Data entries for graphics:
— start —
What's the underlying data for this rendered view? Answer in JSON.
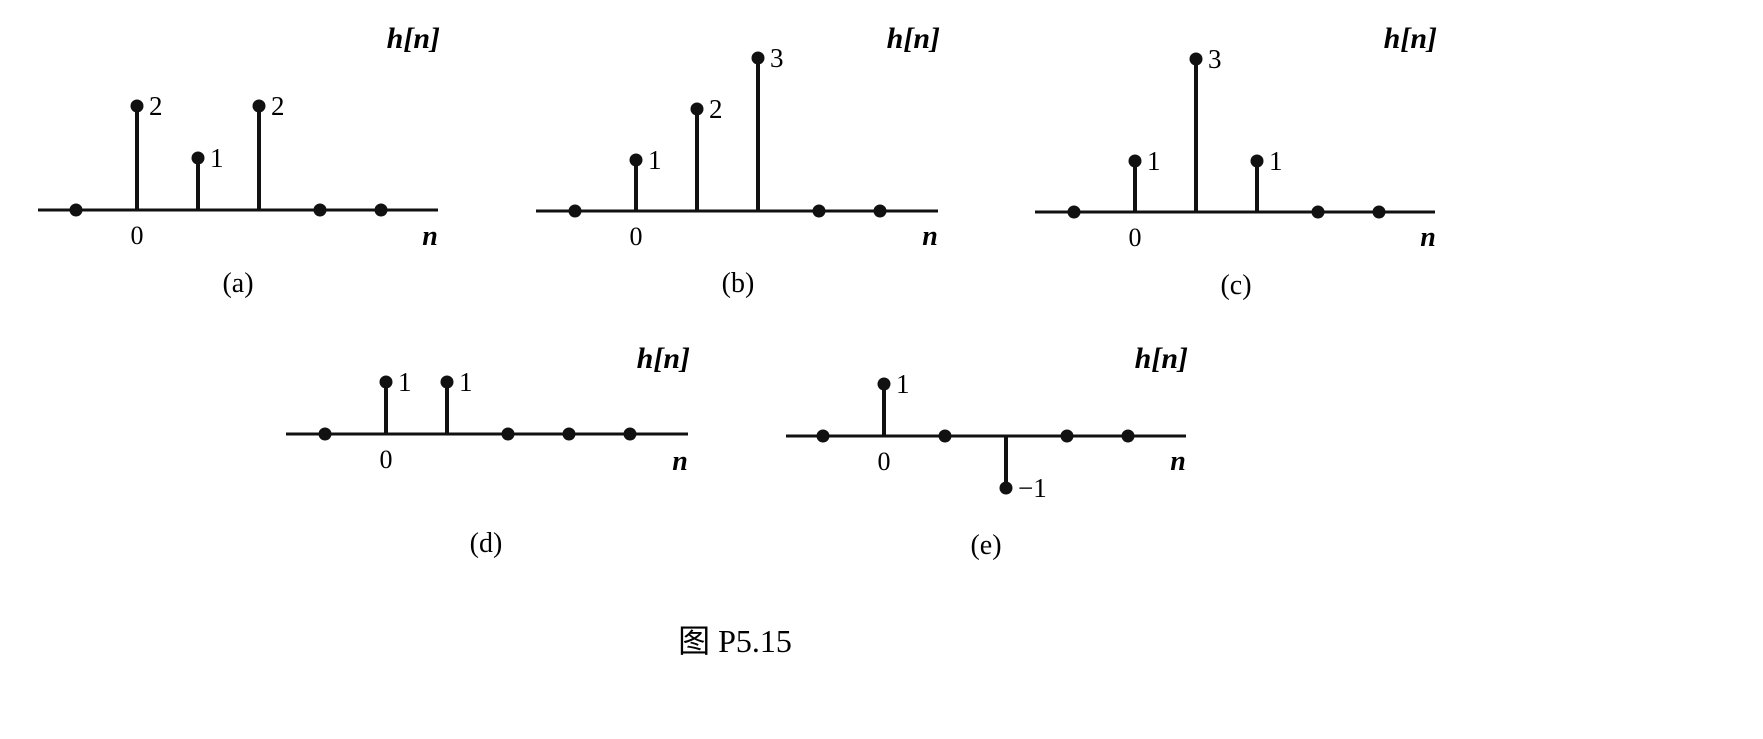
{
  "figure": {
    "caption": "图 P5.15"
  },
  "chart_data": [
    {
      "type": "stem",
      "panel_label": "(a)",
      "ylabel": "h[n]",
      "xlabel": "n",
      "x_tick_label": "0",
      "n": [
        -1,
        0,
        1,
        2,
        3,
        4
      ],
      "values": [
        0,
        2,
        1,
        2,
        0,
        0
      ],
      "value_labels": [
        "",
        "2",
        "1",
        "2",
        "",
        ""
      ]
    },
    {
      "type": "stem",
      "panel_label": "(b)",
      "ylabel": "h[n]",
      "xlabel": "n",
      "x_tick_label": "0",
      "n": [
        -1,
        0,
        1,
        2,
        3,
        4
      ],
      "values": [
        0,
        1,
        2,
        3,
        0,
        0
      ],
      "value_labels": [
        "",
        "1",
        "2",
        "3",
        "",
        ""
      ]
    },
    {
      "type": "stem",
      "panel_label": "(c)",
      "ylabel": "h[n]",
      "xlabel": "n",
      "x_tick_label": "0",
      "n": [
        -1,
        0,
        1,
        2,
        3,
        4
      ],
      "values": [
        0,
        1,
        3,
        1,
        0,
        0
      ],
      "value_labels": [
        "",
        "1",
        "3",
        "1",
        "",
        ""
      ]
    },
    {
      "type": "stem",
      "panel_label": "(d)",
      "ylabel": "h[n]",
      "xlabel": "n",
      "x_tick_label": "0",
      "n": [
        -1,
        0,
        1,
        2,
        3,
        4
      ],
      "values": [
        0,
        1,
        1,
        0,
        0,
        0
      ],
      "value_labels": [
        "",
        "1",
        "1",
        "",
        "",
        ""
      ]
    },
    {
      "type": "stem",
      "panel_label": "(e)",
      "ylabel": "h[n]",
      "xlabel": "n",
      "x_tick_label": "0",
      "n": [
        -1,
        0,
        1,
        2,
        3,
        4
      ],
      "values": [
        0,
        1,
        0,
        -1,
        0,
        0
      ],
      "value_labels": [
        "",
        "1",
        "",
        "−1",
        "",
        ""
      ]
    }
  ]
}
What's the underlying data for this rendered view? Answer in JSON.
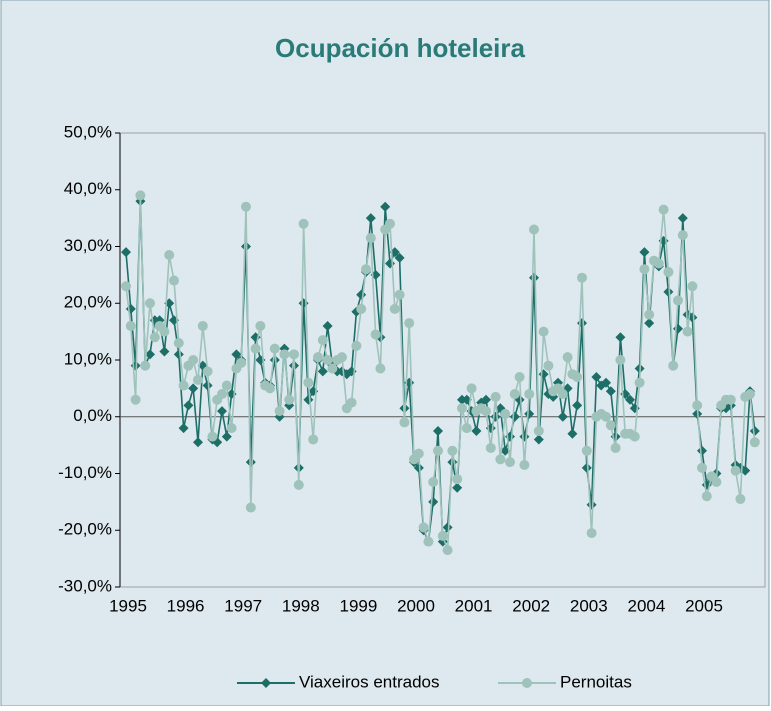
{
  "chart_data": {
    "type": "line",
    "title": "Ocupación hoteleira",
    "categories": [
      "1995",
      null,
      null,
      null,
      null,
      null,
      null,
      null,
      null,
      null,
      null,
      null,
      "1996",
      null,
      null,
      null,
      null,
      null,
      null,
      null,
      null,
      null,
      null,
      null,
      "1997",
      null,
      null,
      null,
      null,
      null,
      null,
      null,
      null,
      null,
      null,
      null,
      "1998",
      null,
      null,
      null,
      null,
      null,
      null,
      null,
      null,
      null,
      null,
      null,
      "1999",
      null,
      null,
      null,
      null,
      null,
      null,
      null,
      null,
      null,
      null,
      null,
      "2000",
      null,
      null,
      null,
      null,
      null,
      null,
      null,
      null,
      null,
      null,
      null,
      "2001",
      null,
      null,
      null,
      null,
      null,
      null,
      null,
      null,
      null,
      null,
      null,
      "2002",
      null,
      null,
      null,
      null,
      null,
      null,
      null,
      null,
      null,
      null,
      null,
      "2003",
      null,
      null,
      null,
      null,
      null,
      null,
      null,
      null,
      null,
      null,
      null,
      "2004",
      null,
      null,
      null,
      null,
      null,
      null,
      null,
      null,
      null,
      null,
      null,
      "2005",
      null,
      null,
      null,
      null,
      null,
      null,
      null,
      null,
      null,
      null,
      null
    ],
    "series": [
      {
        "name": "Viaxeiros entrados",
        "color": "#1e6e68",
        "marker": "diamond",
        "values": [
          29,
          19,
          9,
          38,
          9,
          11,
          17,
          17,
          11.5,
          20,
          17,
          11,
          -2,
          2,
          5,
          -4.5,
          9,
          5.5,
          -4,
          -4.5,
          1,
          -3.5,
          4,
          11,
          10,
          30,
          -8,
          14,
          10,
          6,
          5.5,
          10,
          0,
          12,
          2,
          9,
          -9,
          20,
          3,
          4.5,
          10,
          8,
          16,
          9,
          8,
          8,
          7.5,
          8,
          18.5,
          21.5,
          25.5,
          35,
          25,
          14,
          37,
          27,
          29,
          28,
          1.5,
          6,
          -8,
          -9,
          -20,
          -22,
          -15,
          -2.5,
          -22,
          -19.5,
          -8,
          -12.5,
          3,
          3,
          1,
          -2.5,
          2.5,
          3,
          -2,
          0,
          1.5,
          -6,
          -3.5,
          0,
          3,
          -3.5,
          0.5,
          24.5,
          -4,
          7.5,
          4,
          3.5,
          6,
          0,
          5,
          -3,
          2,
          16.5,
          -9,
          -15.5,
          7,
          5.5,
          6,
          4.5,
          -3.5,
          14,
          4,
          3,
          1.5,
          8.5,
          29,
          16.5,
          27.5,
          26.5,
          31,
          22,
          9,
          15.5,
          35,
          18,
          17.5,
          0.5,
          -6,
          -12,
          -11,
          -10,
          1.5,
          1.5,
          2,
          -8.5,
          -9,
          -9.5,
          4.5,
          -2.5
        ]
      },
      {
        "name": "Pernoitas",
        "color": "#9fc2bb",
        "marker": "circle",
        "values": [
          23,
          16,
          3,
          39,
          9,
          20,
          14,
          16,
          15,
          28.5,
          24,
          13,
          5.5,
          9,
          10,
          6.5,
          16,
          8,
          -3.5,
          3,
          4,
          5.5,
          -2,
          8.5,
          9.5,
          37,
          -16,
          12,
          16,
          5.5,
          5,
          12,
          1,
          11,
          3,
          11,
          -12,
          34,
          6,
          -4,
          10.5,
          13.5,
          10,
          8.5,
          10,
          10.5,
          1.5,
          2.5,
          12.5,
          19,
          26,
          31.5,
          14.5,
          8.5,
          33,
          34,
          19,
          21.5,
          -1,
          16.5,
          -7.5,
          -6.5,
          -19.5,
          -22,
          -11.5,
          -6,
          -21,
          -23.5,
          -6,
          -11,
          1.5,
          -2,
          5,
          1,
          1.5,
          1,
          -5.5,
          3.5,
          -7.5,
          0.5,
          -8,
          4,
          7,
          -8.5,
          4,
          33,
          -2.5,
          15,
          9,
          4.5,
          5,
          4,
          10.5,
          7.5,
          7,
          24.5,
          -6,
          -20.5,
          0,
          0.5,
          0,
          -1.5,
          -5.5,
          10,
          -3,
          -3,
          -3.5,
          6,
          26,
          18,
          27.5,
          27,
          36.5,
          25.5,
          9,
          20.5,
          32,
          15,
          23,
          2,
          -9,
          -14,
          -10.5,
          -11.5,
          2,
          3,
          3,
          -9.5,
          -14.5,
          3.5,
          4,
          -4.5
        ]
      }
    ],
    "ylim": [
      -30,
      50
    ],
    "yticks": [
      {
        "value": -30,
        "label": "-30,0%"
      },
      {
        "value": -20,
        "label": "-20,0%"
      },
      {
        "value": -10,
        "label": "-10,0%"
      },
      {
        "value": 0,
        "label": "0,0%"
      },
      {
        "value": 10,
        "label": "10,0%"
      },
      {
        "value": 20,
        "label": "20,0%"
      },
      {
        "value": 30,
        "label": "30,0%"
      },
      {
        "value": 40,
        "label": "40,0%"
      },
      {
        "value": 50,
        "label": "50,0%"
      }
    ],
    "grid": false,
    "legend": "bottom"
  }
}
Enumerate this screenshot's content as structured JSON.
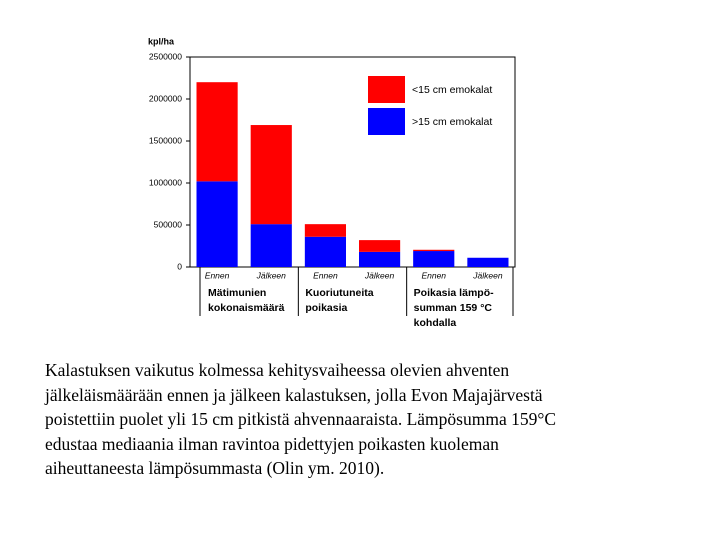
— end —
Description of the task:
Print all of the entries word for word. Omit the pictures they contain.

Written reply:
What's the underlying data for this rendered view? Answer in JSON.
{
  "figure": {
    "caption": "图 P5.15"
  },
  "chart_data": [
    {
      "type": "stem",
      "panel_label": "(a)",
      "ylabel": "h[n]",
      "xlabel": "n",
      "x_tick_label": "0",
      "n": [
        -1,
        0,
        1,
        2,
        3,
        4
      ],
      "values": [
        0,
        2,
        1,
        2,
        0,
        0
      ],
      "value_labels": [
        "",
        "2",
        "1",
        "2",
        "",
        ""
      ]
    },
    {
      "type": "stem",
      "panel_label": "(b)",
      "ylabel": "h[n]",
      "xlabel": "n",
      "x_tick_label": "0",
      "n": [
        -1,
        0,
        1,
        2,
        3,
        4
      ],
      "values": [
        0,
        1,
        2,
        3,
        0,
        0
      ],
      "value_labels": [
        "",
        "1",
        "2",
        "3",
        "",
        ""
      ]
    },
    {
      "type": "stem",
      "panel_label": "(c)",
      "ylabel": "h[n]",
      "xlabel": "n",
      "x_tick_label": "0",
      "n": [
        -1,
        0,
        1,
        2,
        3,
        4
      ],
      "values": [
        0,
        1,
        3,
        1,
        0,
        0
      ],
      "value_labels": [
        "",
        "1",
        "3",
        "1",
        "",
        ""
      ]
    },
    {
      "type": "stem",
      "panel_label": "(d)",
      "ylabel": "h[n]",
      "xlabel": "n",
      "x_tick_label": "0",
      "n": [
        -1,
        0,
        1,
        2,
        3,
        4
      ],
      "values": [
        0,
        1,
        1,
        0,
        0,
        0
      ],
      "value_labels": [
        "",
        "1",
        "1",
        "",
        "",
        ""
      ]
    },
    {
      "type": "stem",
      "panel_label": "(e)",
      "ylabel": "h[n]",
      "xlabel": "n",
      "x_tick_label": "0",
      "n": [
        -1,
        0,
        1,
        2,
        3,
        4
      ],
      "values": [
        0,
        1,
        0,
        -1,
        0,
        0
      ],
      "value_labels": [
        "",
        "1",
        "",
        "−1",
        "",
        ""
      ]
    }
  ]
}
What's the underlying data for this rendered view? Answer in JSON.
{
  "chart_data": {
    "type": "line",
    "title": "Ocupación hoteleira",
    "categories": [
      "1995",
      null,
      null,
      null,
      null,
      null,
      null,
      null,
      null,
      null,
      null,
      null,
      "1996",
      null,
      null,
      null,
      null,
      null,
      null,
      null,
      null,
      null,
      null,
      null,
      "1997",
      null,
      null,
      null,
      null,
      null,
      null,
      null,
      null,
      null,
      null,
      null,
      "1998",
      null,
      null,
      null,
      null,
      null,
      null,
      null,
      null,
      null,
      null,
      null,
      "1999",
      null,
      null,
      null,
      null,
      null,
      null,
      null,
      null,
      null,
      null,
      null,
      "2000",
      null,
      null,
      null,
      null,
      null,
      null,
      null,
      null,
      null,
      null,
      null,
      "2001",
      null,
      null,
      null,
      null,
      null,
      null,
      null,
      null,
      null,
      null,
      null,
      "2002",
      null,
      null,
      null,
      null,
      null,
      null,
      null,
      null,
      null,
      null,
      null,
      "2003",
      null,
      null,
      null,
      null,
      null,
      null,
      null,
      null,
      null,
      null,
      null,
      "2004",
      null,
      null,
      null,
      null,
      null,
      null,
      null,
      null,
      null,
      null,
      null,
      "2005",
      null,
      null,
      null,
      null,
      null,
      null,
      null,
      null,
      null,
      null,
      null
    ],
    "series": [
      {
        "name": "Viaxeiros entrados",
        "color": "#1e6e68",
        "marker": "diamond",
        "values": [
          29,
          19,
          9,
          38,
          9,
          11,
          17,
          17,
          11.5,
          20,
          17,
          11,
          -2,
          2,
          5,
          -4.5,
          9,
          5.5,
          -4,
          -4.5,
          1,
          -3.5,
          4,
          11,
          10,
          30,
          -8,
          14,
          10,
          6,
          5.5,
          10,
          0,
          12,
          2,
          9,
          -9,
          20,
          3,
          4.5,
          10,
          8,
          16,
          9,
          8,
          8,
          7.5,
          8,
          18.5,
          21.5,
          25.5,
          35,
          25,
          14,
          37,
          27,
          29,
          28,
          1.5,
          6,
          -8,
          -9,
          -20,
          -22,
          -15,
          -2.5,
          -22,
          -19.5,
          -8,
          -12.5,
          3,
          3,
          1,
          -2.5,
          2.5,
          3,
          -2,
          0,
          1.5,
          -6,
          -3.5,
          0,
          3,
          -3.5,
          0.5,
          24.5,
          -4,
          7.5,
          4,
          3.5,
          6,
          0,
          5,
          -3,
          2,
          16.5,
          -9,
          -15.5,
          7,
          5.5,
          6,
          4.5,
          -3.5,
          14,
          4,
          3,
          1.5,
          8.5,
          29,
          16.5,
          27.5,
          26.5,
          31,
          22,
          9,
          15.5,
          35,
          18,
          17.5,
          0.5,
          -6,
          -12,
          -11,
          -10,
          1.5,
          1.5,
          2,
          -8.5,
          -9,
          -9.5,
          4.5,
          -2.5
        ]
      },
      {
        "name": "Pernoitas",
        "color": "#9fc2bb",
        "marker": "circle",
        "values": [
          23,
          16,
          3,
          39,
          9,
          20,
          14,
          16,
          15,
          28.5,
          24,
          13,
          5.5,
          9,
          10,
          6.5,
          16,
          8,
          -3.5,
          3,
          4,
          5.5,
          -2,
          8.5,
          9.5,
          37,
          -16,
          12,
          16,
          5.5,
          5,
          12,
          1,
          11,
          3,
          11,
          -12,
          34,
          6,
          -4,
          10.5,
          13.5,
          10,
          8.5,
          10,
          10.5,
          1.5,
          2.5,
          12.5,
          19,
          26,
          31.5,
          14.5,
          8.5,
          33,
          34,
          19,
          21.5,
          -1,
          16.5,
          -7.5,
          -6.5,
          -19.5,
          -22,
          -11.5,
          -6,
          -21,
          -23.5,
          -6,
          -11,
          1.5,
          -2,
          5,
          1,
          1.5,
          1,
          -5.5,
          3.5,
          -7.5,
          0.5,
          -8,
          4,
          7,
          -8.5,
          4,
          33,
          -2.5,
          15,
          9,
          4.5,
          5,
          4,
          10.5,
          7.5,
          7,
          24.5,
          -6,
          -20.5,
          0,
          0.5,
          0,
          -1.5,
          -5.5,
          10,
          -3,
          -3,
          -3.5,
          6,
          26,
          18,
          27.5,
          27,
          36.5,
          25.5,
          9,
          20.5,
          32,
          15,
          23,
          2,
          -9,
          -14,
          -10.5,
          -11.5,
          2,
          3,
          3,
          -9.5,
          -14.5,
          3.5,
          4,
          -4.5
        ]
      }
    ],
    "ylim": [
      -30,
      50
    ],
    "yticks": [
      {
        "value": -30,
        "label": "-30,0%"
      },
      {
        "value": -20,
        "label": "-20,0%"
      },
      {
        "value": -10,
        "label": "-10,0%"
      },
      {
        "value": 0,
        "label": "0,0%"
      },
      {
        "value": 10,
        "label": "10,0%"
      },
      {
        "value": 20,
        "label": "20,0%"
      },
      {
        "value": 30,
        "label": "30,0%"
      },
      {
        "value": 40,
        "label": "40,0%"
      },
      {
        "value": 50,
        "label": "50,0%"
      }
    ],
    "grid": false,
    "legend": "bottom"
  }
}
Enumerate this screenshot's content as structured JSON.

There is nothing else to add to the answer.